>> Begin DATASET CONTENT

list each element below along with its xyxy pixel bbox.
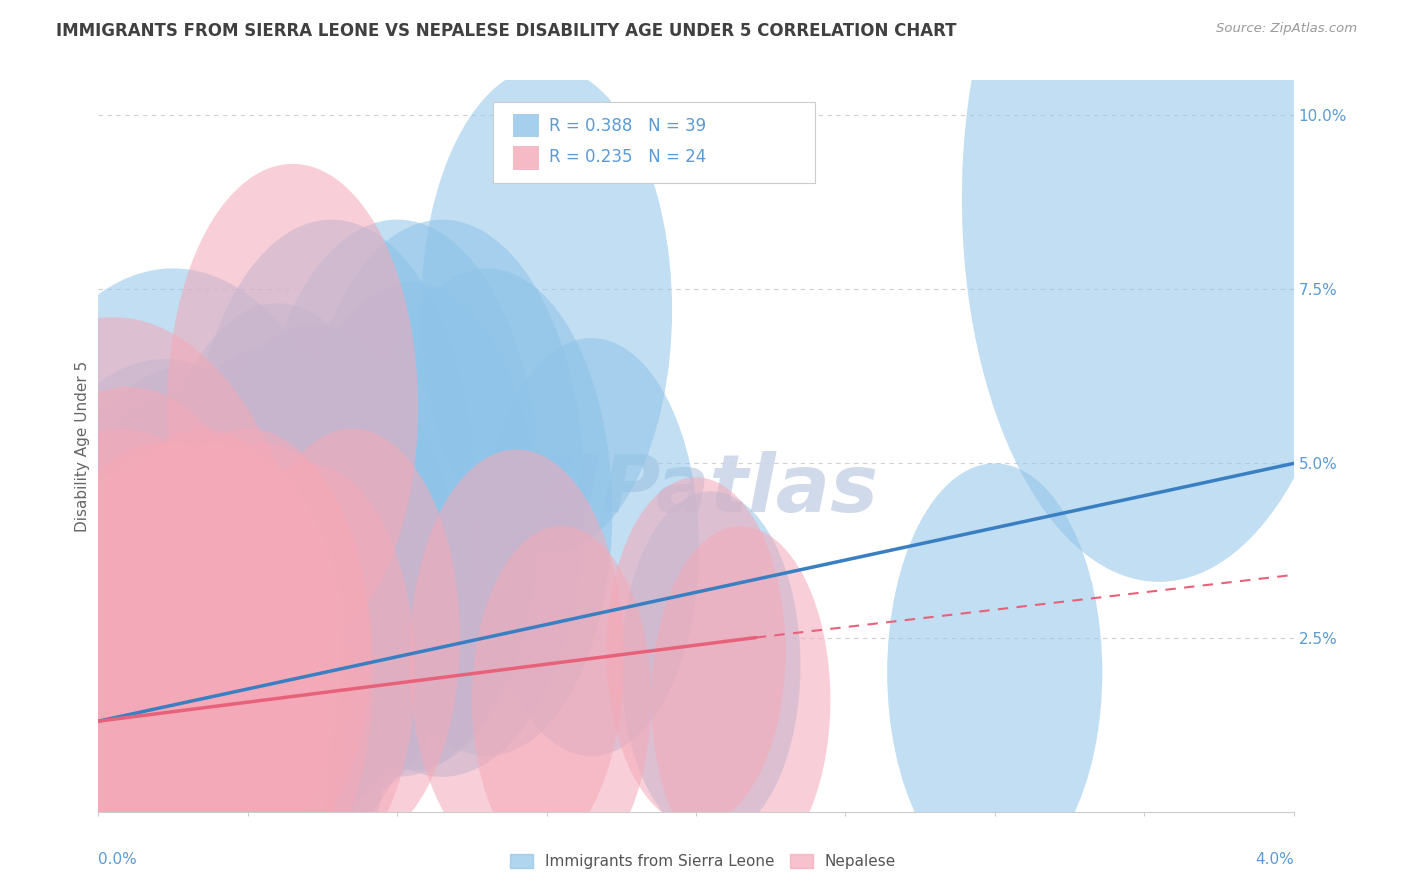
Ellipse shape (651, 526, 831, 874)
Ellipse shape (8, 470, 260, 892)
Ellipse shape (122, 415, 374, 892)
Ellipse shape (122, 428, 374, 892)
Ellipse shape (200, 464, 415, 881)
Text: R = 0.235   N = 24: R = 0.235 N = 24 (548, 148, 706, 166)
Ellipse shape (0, 387, 290, 892)
Ellipse shape (98, 442, 350, 892)
Ellipse shape (21, 477, 236, 892)
Ellipse shape (183, 359, 433, 847)
Ellipse shape (111, 464, 326, 881)
Legend: Immigrants from Sierra Leone, Nepalese: Immigrants from Sierra Leone, Nepalese (503, 848, 903, 875)
Ellipse shape (69, 428, 319, 892)
Ellipse shape (0, 359, 343, 892)
FancyBboxPatch shape (513, 114, 540, 137)
Ellipse shape (39, 393, 326, 892)
Ellipse shape (77, 428, 329, 892)
Ellipse shape (188, 219, 475, 777)
Ellipse shape (146, 442, 361, 861)
Ellipse shape (146, 345, 398, 832)
Ellipse shape (62, 442, 314, 892)
Ellipse shape (39, 464, 290, 892)
Text: 4.0%: 4.0% (1254, 852, 1294, 867)
Ellipse shape (32, 442, 284, 892)
Ellipse shape (361, 268, 613, 756)
Ellipse shape (75, 484, 290, 892)
Text: ZIPatlas: ZIPatlas (513, 450, 879, 529)
Ellipse shape (45, 526, 224, 874)
Ellipse shape (87, 442, 337, 892)
Ellipse shape (152, 303, 404, 791)
Ellipse shape (188, 324, 439, 812)
Ellipse shape (409, 450, 624, 867)
Ellipse shape (98, 422, 350, 892)
Ellipse shape (59, 387, 346, 892)
Ellipse shape (42, 484, 257, 892)
Ellipse shape (0, 268, 388, 892)
Ellipse shape (0, 318, 329, 892)
Ellipse shape (32, 533, 212, 881)
Ellipse shape (27, 366, 350, 892)
Ellipse shape (484, 338, 699, 756)
Ellipse shape (621, 491, 800, 839)
Text: IMMIGRANTS FROM SIERRA LEONE VS NEPALESE DISABILITY AGE UNDER 5 CORRELATION CHAR: IMMIGRANTS FROM SIERRA LEONE VS NEPALESE… (56, 22, 956, 40)
Ellipse shape (167, 164, 418, 651)
Ellipse shape (887, 464, 1102, 881)
Ellipse shape (298, 219, 585, 777)
Ellipse shape (42, 484, 257, 892)
Ellipse shape (606, 477, 786, 826)
Ellipse shape (245, 428, 460, 847)
Ellipse shape (179, 393, 394, 812)
Ellipse shape (254, 219, 541, 777)
Ellipse shape (15, 457, 266, 892)
Ellipse shape (245, 380, 460, 797)
Ellipse shape (48, 442, 298, 892)
Ellipse shape (125, 450, 340, 867)
Ellipse shape (472, 526, 651, 874)
Ellipse shape (90, 380, 377, 892)
Ellipse shape (63, 505, 242, 854)
Ellipse shape (135, 464, 350, 881)
Ellipse shape (287, 282, 537, 770)
FancyBboxPatch shape (494, 103, 815, 183)
Ellipse shape (0, 435, 287, 892)
Y-axis label: Disability Age Under 5: Disability Age Under 5 (75, 360, 90, 532)
Ellipse shape (962, 0, 1357, 582)
Text: 0.0%: 0.0% (98, 852, 138, 867)
Ellipse shape (6, 519, 221, 892)
Ellipse shape (138, 401, 388, 888)
Ellipse shape (104, 464, 319, 881)
Ellipse shape (51, 491, 266, 892)
Ellipse shape (422, 66, 672, 554)
Text: R = 0.388   N = 39: R = 0.388 N = 39 (548, 117, 706, 135)
Ellipse shape (186, 422, 401, 839)
FancyBboxPatch shape (513, 146, 540, 169)
Text: Source: ZipAtlas.com: Source: ZipAtlas.com (1216, 22, 1357, 36)
Ellipse shape (0, 428, 266, 892)
Ellipse shape (155, 442, 370, 861)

>> End DATASET CONTENT

STATED TASK
Render every line of the entries above as a Markdown table with a "Row" column holding the row number and a "Line" column holding the line itself. Skip blank lines and leave the pictures out.

COMPLETE ANSWER
| Row | Line |
|---|---|
| 1 | list each element below along with its xyxy pixel bbox. |
| 2 | Ellipse shape (651, 526, 831, 874) |
| 3 | Ellipse shape (8, 470, 260, 892) |
| 4 | Ellipse shape (122, 415, 374, 892) |
| 5 | Ellipse shape (122, 428, 374, 892) |
| 6 | Ellipse shape (200, 464, 415, 881) |
| 7 | Text: R = 0.235   N = 24: R = 0.235 N = 24 (548, 148, 706, 166) |
| 8 | Ellipse shape (0, 387, 290, 892) |
| 9 | Ellipse shape (98, 442, 350, 892) |
| 10 | Ellipse shape (21, 477, 236, 892) |
| 11 | Ellipse shape (183, 359, 433, 847) |
| 12 | Ellipse shape (111, 464, 326, 881) |
| 13 | Legend: Immigrants from Sierra Leone, Nepalese: Immigrants from Sierra Leone, Nepalese (503, 848, 903, 875) |
| 14 | Ellipse shape (69, 428, 319, 892) |
| 15 | Ellipse shape (0, 359, 343, 892) |
| 16 | FancyBboxPatch shape (513, 114, 540, 137) |
| 17 | Ellipse shape (39, 393, 326, 892) |
| 18 | Ellipse shape (77, 428, 329, 892) |
| 19 | Ellipse shape (188, 219, 475, 777) |
| 20 | Ellipse shape (146, 442, 361, 861) |
| 21 | Ellipse shape (146, 345, 398, 832) |
| 22 | Ellipse shape (62, 442, 314, 892) |
| 23 | Ellipse shape (39, 464, 290, 892) |
| 24 | Text: 4.0%: 4.0% (1254, 852, 1294, 867) |
| 25 | Ellipse shape (32, 442, 284, 892) |
| 26 | Ellipse shape (361, 268, 613, 756) |
| 27 | Ellipse shape (75, 484, 290, 892) |
| 28 | Text: ZIPatlas: ZIPatlas (513, 450, 879, 529) |
| 29 | Ellipse shape (45, 526, 224, 874) |
| 30 | Ellipse shape (87, 442, 337, 892) |
| 31 | Ellipse shape (152, 303, 404, 791) |
| 32 | Ellipse shape (188, 324, 439, 812) |
| 33 | Ellipse shape (409, 450, 624, 867) |
| 34 | Ellipse shape (98, 422, 350, 892) |
| 35 | Ellipse shape (59, 387, 346, 892) |
| 36 | Ellipse shape (42, 484, 257, 892) |
| 37 | Ellipse shape (0, 268, 388, 892) |
| 38 | Ellipse shape (0, 318, 329, 892) |
| 39 | Ellipse shape (32, 533, 212, 881) |
| 40 | Ellipse shape (27, 366, 350, 892) |
| 41 | Ellipse shape (484, 338, 699, 756) |
| 42 | Ellipse shape (621, 491, 800, 839) |
| 43 | Text: IMMIGRANTS FROM SIERRA LEONE VS NEPALESE DISABILITY AGE UNDER 5 CORRELATION CHAR: IMMIGRANTS FROM SIERRA LEONE VS NEPALESE… (56, 22, 956, 40) |
| 44 | Ellipse shape (167, 164, 418, 651) |
| 45 | Ellipse shape (887, 464, 1102, 881) |
| 46 | Ellipse shape (298, 219, 585, 777) |
| 47 | Ellipse shape (42, 484, 257, 892) |
| 48 | Ellipse shape (606, 477, 786, 826) |
| 49 | Ellipse shape (245, 428, 460, 847) |
| 50 | Ellipse shape (179, 393, 394, 812) |
| 51 | Ellipse shape (254, 219, 541, 777) |
| 52 | Ellipse shape (15, 457, 266, 892) |
| 53 | Ellipse shape (245, 380, 460, 797) |
| 54 | Ellipse shape (48, 442, 298, 892) |
| 55 | Ellipse shape (125, 450, 340, 867) |
| 56 | Ellipse shape (472, 526, 651, 874) |
| 57 | Ellipse shape (90, 380, 377, 892) |
| 58 | Ellipse shape (63, 505, 242, 854) |
| 59 | Ellipse shape (135, 464, 350, 881) |
| 60 | Ellipse shape (287, 282, 537, 770) |
| 61 | FancyBboxPatch shape (494, 103, 815, 183) |
| 62 | Ellipse shape (0, 435, 287, 892) |
| 63 | Y-axis label: Disability Age Under 5: Disability Age Under 5 (75, 360, 90, 532) |
| 64 | Ellipse shape (962, 0, 1357, 582) |
| 65 | Text: 0.0%: 0.0% (98, 852, 138, 867) |
| 66 | Ellipse shape (6, 519, 221, 892) |
| 67 | Ellipse shape (138, 401, 388, 888) |
| 68 | Ellipse shape (104, 464, 319, 881) |
| 69 | Ellipse shape (51, 491, 266, 892) |
| 70 | Ellipse shape (422, 66, 672, 554) |
| 71 | Text: R = 0.388   N = 39: R = 0.388 N = 39 (548, 117, 706, 135) |
| 72 | Ellipse shape (186, 422, 401, 839) |
| 73 | FancyBboxPatch shape (513, 146, 540, 169) |
| 74 | Text: Source: ZipAtlas.com: Source: ZipAtlas.com (1216, 22, 1357, 36) |
| 75 | Ellipse shape (0, 428, 266, 892) |
| 76 | Ellipse shape (155, 442, 370, 861) |